Saved data entries:
--

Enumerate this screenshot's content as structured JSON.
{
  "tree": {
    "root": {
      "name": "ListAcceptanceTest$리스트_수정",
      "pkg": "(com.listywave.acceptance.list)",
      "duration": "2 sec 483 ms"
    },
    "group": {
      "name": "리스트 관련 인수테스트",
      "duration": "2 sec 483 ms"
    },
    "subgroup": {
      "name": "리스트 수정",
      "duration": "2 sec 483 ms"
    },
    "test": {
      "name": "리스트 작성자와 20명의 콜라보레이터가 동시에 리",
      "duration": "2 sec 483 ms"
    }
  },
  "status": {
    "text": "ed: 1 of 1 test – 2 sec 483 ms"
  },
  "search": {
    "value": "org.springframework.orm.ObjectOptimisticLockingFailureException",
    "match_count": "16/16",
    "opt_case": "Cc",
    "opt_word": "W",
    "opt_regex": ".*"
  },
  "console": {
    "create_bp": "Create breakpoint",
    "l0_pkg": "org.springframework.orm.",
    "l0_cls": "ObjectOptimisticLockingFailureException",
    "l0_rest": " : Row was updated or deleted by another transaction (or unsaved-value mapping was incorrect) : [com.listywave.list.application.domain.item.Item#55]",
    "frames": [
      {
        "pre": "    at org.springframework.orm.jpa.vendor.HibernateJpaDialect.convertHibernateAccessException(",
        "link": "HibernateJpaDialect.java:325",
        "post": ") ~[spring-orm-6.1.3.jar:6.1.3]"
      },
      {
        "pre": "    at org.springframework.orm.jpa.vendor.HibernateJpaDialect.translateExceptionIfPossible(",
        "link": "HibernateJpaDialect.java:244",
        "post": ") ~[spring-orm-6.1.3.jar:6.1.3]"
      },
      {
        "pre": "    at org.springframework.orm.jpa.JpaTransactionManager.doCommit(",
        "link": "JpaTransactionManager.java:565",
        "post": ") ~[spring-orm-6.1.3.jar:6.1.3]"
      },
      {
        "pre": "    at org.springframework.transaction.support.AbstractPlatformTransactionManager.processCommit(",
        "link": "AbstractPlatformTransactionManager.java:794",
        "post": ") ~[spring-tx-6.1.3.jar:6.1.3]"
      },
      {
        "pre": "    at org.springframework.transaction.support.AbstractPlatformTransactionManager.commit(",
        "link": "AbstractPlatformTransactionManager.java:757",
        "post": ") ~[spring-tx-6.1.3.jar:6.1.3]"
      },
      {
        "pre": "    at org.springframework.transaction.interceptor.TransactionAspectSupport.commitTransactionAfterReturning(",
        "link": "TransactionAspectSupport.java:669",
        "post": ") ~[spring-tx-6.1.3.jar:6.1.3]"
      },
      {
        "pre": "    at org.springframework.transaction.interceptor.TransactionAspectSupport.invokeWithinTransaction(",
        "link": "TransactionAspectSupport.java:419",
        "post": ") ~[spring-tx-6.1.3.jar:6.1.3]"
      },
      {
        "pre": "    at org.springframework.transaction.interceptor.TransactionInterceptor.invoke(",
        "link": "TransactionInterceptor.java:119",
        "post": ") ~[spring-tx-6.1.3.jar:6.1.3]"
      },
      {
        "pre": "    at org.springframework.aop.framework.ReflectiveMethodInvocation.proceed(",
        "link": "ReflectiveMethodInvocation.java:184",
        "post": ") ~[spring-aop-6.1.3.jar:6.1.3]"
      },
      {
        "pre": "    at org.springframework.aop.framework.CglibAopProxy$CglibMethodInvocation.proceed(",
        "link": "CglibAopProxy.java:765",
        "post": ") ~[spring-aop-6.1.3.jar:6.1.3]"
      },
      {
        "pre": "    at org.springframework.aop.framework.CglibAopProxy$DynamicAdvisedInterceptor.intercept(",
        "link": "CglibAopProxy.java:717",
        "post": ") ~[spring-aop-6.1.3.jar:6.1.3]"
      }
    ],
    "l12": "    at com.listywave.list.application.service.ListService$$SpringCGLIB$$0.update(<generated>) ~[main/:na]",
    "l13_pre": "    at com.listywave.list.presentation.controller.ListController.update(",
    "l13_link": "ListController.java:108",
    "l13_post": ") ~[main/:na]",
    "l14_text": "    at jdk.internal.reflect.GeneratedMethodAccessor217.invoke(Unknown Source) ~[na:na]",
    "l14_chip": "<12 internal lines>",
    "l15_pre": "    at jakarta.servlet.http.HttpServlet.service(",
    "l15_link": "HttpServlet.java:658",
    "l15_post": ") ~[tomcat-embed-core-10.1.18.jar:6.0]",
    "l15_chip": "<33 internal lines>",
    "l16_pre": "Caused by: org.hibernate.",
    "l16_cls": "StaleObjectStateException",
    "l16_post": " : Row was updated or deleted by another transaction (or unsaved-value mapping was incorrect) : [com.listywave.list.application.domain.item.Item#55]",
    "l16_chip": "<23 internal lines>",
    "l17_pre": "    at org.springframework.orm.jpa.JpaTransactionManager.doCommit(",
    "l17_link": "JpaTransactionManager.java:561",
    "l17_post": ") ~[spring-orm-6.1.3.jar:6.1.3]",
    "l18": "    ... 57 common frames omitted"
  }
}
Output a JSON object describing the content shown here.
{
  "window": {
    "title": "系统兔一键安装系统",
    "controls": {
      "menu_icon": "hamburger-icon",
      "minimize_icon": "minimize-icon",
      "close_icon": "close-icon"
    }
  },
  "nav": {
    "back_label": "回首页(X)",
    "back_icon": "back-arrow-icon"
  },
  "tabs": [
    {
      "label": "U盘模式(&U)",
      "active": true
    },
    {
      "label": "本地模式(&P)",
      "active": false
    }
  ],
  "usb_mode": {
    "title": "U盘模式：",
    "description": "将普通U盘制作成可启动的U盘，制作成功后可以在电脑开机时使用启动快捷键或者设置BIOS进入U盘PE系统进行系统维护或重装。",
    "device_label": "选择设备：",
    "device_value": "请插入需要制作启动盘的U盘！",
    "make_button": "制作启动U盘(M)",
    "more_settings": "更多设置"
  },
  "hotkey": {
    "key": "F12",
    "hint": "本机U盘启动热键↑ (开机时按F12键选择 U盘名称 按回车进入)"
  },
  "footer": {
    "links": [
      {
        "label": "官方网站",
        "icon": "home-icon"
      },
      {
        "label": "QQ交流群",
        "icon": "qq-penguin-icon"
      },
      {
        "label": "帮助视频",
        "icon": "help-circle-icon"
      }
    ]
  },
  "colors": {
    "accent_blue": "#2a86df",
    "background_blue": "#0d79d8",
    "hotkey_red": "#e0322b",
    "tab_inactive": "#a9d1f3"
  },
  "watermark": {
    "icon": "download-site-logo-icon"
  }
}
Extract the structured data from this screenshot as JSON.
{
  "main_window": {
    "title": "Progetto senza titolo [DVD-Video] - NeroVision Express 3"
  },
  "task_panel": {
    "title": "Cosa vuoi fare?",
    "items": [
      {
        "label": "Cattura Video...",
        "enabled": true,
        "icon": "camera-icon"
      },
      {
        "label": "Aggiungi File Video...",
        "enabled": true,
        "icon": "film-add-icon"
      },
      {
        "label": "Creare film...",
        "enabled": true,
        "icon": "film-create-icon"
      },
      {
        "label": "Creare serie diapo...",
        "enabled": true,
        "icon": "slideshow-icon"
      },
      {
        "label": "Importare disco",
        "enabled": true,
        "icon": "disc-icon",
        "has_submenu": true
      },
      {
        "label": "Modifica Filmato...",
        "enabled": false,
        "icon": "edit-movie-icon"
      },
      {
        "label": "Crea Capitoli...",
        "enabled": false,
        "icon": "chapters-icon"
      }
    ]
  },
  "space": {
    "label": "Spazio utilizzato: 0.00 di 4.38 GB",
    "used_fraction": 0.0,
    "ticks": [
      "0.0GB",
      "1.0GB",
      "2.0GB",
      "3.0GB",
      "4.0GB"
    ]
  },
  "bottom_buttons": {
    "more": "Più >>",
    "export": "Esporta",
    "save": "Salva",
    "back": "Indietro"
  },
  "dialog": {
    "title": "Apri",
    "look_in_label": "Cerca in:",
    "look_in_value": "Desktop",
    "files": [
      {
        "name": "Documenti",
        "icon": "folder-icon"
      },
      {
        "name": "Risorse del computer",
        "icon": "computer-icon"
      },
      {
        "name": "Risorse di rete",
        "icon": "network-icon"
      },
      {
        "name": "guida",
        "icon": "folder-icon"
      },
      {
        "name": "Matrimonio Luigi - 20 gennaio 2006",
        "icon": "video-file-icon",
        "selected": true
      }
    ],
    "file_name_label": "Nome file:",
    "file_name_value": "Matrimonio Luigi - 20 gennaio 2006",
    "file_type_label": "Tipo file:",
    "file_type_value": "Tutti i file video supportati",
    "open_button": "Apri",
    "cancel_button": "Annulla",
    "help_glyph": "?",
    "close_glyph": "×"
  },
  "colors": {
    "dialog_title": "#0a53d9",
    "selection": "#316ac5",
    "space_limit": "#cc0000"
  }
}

--

Objective: Each line that has the word "vendor" counts once. How many such lines are in the data? Give the number alone.

Task output: 2